What needs to be done
Extract each line bearing the word "pays".
+++ Extracted records +++
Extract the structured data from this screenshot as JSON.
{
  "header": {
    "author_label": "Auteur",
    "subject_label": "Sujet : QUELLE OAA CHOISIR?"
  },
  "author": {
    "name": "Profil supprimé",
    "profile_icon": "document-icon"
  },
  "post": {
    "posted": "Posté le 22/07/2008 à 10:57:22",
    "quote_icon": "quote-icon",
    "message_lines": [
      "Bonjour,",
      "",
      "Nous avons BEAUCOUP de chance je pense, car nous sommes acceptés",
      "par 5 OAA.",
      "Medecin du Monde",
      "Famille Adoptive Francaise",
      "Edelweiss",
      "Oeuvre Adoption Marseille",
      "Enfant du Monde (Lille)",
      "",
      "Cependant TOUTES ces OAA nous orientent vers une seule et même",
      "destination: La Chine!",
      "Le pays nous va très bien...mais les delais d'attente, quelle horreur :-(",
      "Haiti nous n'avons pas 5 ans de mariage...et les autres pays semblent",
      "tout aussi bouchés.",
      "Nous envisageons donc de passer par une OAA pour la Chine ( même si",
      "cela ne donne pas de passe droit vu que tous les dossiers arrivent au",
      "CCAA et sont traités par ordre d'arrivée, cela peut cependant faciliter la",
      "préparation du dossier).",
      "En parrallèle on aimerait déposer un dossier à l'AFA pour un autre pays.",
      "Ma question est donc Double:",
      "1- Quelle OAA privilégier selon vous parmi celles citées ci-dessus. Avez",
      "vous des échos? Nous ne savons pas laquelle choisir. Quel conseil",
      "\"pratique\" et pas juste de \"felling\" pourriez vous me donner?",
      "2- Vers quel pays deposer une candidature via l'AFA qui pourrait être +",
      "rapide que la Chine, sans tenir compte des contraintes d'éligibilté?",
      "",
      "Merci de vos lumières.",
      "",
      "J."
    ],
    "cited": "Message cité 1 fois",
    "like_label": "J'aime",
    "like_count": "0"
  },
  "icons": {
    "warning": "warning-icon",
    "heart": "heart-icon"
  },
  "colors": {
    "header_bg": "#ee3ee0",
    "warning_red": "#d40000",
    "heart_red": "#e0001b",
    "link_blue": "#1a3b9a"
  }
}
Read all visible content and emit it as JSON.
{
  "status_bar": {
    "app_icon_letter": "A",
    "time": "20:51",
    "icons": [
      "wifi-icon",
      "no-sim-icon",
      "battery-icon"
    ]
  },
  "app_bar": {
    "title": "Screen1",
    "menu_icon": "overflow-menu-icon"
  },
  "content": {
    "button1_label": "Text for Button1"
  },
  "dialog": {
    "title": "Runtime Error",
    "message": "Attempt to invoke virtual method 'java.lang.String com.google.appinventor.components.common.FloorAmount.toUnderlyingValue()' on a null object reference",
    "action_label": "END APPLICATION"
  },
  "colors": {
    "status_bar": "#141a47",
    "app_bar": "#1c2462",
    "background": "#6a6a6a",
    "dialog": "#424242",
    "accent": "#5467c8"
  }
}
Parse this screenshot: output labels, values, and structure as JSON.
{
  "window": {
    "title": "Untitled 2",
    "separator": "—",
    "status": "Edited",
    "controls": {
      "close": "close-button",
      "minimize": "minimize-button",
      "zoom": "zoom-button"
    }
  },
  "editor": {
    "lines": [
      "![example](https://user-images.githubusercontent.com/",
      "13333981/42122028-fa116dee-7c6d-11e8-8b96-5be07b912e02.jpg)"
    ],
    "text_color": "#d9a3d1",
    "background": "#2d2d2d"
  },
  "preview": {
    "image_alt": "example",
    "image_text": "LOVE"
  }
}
+++
Written solution
      "Le pays nous va très bien...mais les delais d'attente, quelle horreur :-(",
      "Haiti nous n'avons pas 5 ans de mariage...et les autres pays semblent",
      "En parrallèle on aimerait déposer un dossier à l'AFA pour un autre pays.",
      "2- Vers quel pays deposer une candidature via l'AFA qui pourrait être +",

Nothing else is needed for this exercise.